__Short problem__
Wherever "page" appears in a line, list that line.

__Dataset records__
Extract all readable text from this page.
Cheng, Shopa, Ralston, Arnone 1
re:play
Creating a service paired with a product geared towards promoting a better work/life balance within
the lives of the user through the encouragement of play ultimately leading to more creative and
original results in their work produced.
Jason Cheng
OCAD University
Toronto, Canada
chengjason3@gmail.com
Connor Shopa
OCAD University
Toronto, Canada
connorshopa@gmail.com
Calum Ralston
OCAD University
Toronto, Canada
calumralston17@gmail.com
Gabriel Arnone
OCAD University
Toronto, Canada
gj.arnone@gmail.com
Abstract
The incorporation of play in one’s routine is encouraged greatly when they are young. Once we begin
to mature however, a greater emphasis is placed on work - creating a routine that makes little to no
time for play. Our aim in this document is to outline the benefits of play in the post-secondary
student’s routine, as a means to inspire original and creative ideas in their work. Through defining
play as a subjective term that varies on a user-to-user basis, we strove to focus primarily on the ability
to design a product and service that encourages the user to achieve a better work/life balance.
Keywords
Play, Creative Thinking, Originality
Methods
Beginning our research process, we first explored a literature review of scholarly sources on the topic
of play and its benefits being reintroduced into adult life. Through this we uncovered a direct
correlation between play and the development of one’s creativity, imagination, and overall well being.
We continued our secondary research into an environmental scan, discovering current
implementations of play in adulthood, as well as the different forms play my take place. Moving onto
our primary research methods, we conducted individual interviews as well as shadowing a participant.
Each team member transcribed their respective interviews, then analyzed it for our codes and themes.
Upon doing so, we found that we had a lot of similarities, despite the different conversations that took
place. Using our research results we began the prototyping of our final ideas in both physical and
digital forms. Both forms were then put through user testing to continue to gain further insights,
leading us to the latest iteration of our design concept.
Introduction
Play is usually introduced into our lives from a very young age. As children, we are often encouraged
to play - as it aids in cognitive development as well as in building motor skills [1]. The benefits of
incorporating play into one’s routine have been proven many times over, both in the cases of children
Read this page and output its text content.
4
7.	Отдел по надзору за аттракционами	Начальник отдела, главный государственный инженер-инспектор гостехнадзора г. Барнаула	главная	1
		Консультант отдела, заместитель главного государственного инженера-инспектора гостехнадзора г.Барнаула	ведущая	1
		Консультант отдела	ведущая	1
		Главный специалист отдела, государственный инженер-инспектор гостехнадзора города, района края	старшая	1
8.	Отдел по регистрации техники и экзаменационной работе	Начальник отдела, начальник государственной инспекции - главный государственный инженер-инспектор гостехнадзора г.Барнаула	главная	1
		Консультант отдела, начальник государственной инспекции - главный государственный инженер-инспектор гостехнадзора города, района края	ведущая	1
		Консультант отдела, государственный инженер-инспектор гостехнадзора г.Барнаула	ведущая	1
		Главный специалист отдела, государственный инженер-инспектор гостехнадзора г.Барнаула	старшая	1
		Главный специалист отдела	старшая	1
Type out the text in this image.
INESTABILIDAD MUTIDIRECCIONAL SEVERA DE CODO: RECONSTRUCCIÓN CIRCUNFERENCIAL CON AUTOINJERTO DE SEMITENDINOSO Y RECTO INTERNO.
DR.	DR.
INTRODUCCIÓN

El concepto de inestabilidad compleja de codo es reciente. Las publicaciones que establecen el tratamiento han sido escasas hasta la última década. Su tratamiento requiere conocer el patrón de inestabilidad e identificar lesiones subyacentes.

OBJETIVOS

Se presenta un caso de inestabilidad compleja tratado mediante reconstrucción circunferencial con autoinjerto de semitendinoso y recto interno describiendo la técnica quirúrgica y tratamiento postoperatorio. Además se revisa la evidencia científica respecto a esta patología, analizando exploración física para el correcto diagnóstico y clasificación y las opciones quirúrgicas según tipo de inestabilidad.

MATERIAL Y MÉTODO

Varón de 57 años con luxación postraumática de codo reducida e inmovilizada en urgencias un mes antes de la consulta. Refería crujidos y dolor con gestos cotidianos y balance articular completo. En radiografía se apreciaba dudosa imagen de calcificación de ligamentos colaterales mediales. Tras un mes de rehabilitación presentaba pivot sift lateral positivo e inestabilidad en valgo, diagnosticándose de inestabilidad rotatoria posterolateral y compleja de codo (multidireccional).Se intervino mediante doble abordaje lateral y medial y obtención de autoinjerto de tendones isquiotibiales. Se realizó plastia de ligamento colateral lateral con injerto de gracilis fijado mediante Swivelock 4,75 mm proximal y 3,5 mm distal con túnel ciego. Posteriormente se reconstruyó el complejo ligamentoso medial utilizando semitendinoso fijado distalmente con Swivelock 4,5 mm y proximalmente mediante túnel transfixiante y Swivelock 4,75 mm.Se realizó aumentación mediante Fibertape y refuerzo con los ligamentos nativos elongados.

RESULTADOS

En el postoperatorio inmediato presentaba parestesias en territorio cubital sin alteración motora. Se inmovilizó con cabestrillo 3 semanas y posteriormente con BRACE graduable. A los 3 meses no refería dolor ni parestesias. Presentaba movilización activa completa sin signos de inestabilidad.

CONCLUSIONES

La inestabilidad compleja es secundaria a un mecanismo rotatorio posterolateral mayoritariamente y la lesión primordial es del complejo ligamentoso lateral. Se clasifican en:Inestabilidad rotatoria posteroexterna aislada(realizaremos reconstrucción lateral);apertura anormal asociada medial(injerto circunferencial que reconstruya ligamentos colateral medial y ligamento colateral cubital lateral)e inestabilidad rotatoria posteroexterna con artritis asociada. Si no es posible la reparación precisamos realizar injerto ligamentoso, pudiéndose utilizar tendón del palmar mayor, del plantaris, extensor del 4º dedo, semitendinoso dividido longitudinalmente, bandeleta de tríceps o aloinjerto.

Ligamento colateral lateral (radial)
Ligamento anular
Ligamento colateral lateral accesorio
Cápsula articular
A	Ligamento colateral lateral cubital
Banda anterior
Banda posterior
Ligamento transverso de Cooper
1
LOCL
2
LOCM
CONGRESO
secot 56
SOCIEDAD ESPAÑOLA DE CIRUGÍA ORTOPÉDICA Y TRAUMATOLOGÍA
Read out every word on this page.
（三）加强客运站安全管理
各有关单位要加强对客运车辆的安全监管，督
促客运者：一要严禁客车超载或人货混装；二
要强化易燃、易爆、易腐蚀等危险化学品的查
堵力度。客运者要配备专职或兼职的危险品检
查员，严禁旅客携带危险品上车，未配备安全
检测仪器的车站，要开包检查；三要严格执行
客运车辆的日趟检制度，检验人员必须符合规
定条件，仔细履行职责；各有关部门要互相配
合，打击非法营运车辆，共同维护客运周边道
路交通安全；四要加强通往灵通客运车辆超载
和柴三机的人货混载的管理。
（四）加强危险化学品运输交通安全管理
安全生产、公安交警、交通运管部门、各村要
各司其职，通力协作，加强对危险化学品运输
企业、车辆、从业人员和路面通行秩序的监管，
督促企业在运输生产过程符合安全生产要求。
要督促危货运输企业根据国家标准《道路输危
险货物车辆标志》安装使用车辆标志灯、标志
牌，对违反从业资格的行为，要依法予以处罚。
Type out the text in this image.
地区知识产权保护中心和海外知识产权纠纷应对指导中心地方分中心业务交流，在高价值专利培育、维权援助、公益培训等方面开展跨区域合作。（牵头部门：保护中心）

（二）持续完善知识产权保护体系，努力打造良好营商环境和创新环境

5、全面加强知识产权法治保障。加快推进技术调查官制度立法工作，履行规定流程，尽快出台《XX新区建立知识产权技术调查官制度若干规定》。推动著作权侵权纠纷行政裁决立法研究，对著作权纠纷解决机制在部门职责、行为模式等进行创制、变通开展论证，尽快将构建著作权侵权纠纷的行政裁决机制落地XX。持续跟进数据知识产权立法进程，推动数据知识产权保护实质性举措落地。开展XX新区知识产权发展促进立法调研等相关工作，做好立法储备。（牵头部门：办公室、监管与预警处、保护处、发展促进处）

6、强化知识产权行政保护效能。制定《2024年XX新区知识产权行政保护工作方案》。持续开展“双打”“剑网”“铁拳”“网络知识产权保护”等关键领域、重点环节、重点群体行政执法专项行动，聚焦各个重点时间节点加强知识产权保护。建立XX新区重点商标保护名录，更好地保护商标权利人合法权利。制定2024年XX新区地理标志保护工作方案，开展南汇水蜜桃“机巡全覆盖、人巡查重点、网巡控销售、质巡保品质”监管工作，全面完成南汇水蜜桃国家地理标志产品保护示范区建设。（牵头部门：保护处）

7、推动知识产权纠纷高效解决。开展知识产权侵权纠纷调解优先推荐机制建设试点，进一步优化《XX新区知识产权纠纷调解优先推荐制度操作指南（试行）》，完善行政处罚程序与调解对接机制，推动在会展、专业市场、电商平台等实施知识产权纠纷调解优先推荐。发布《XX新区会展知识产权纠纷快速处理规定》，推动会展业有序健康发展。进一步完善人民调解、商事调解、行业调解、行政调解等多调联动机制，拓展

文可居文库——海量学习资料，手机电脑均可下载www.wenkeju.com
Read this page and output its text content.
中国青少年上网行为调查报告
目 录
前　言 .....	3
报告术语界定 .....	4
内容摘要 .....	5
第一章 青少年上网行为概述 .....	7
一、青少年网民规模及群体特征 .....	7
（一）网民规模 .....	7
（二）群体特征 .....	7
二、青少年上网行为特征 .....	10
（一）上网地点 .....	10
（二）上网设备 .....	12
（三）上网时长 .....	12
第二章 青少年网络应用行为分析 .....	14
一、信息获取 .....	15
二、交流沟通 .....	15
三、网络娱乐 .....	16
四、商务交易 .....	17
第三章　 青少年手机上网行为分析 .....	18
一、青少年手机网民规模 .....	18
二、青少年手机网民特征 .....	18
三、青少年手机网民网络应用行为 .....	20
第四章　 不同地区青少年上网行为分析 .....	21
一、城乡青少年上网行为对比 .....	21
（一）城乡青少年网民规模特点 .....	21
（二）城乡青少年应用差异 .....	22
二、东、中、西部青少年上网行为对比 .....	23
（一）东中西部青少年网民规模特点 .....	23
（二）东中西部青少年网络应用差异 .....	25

__Answer in full__
Extract all readable text from this page.
Read this page and output its text content.
Read out every word on this page.
Read this page and output its text content.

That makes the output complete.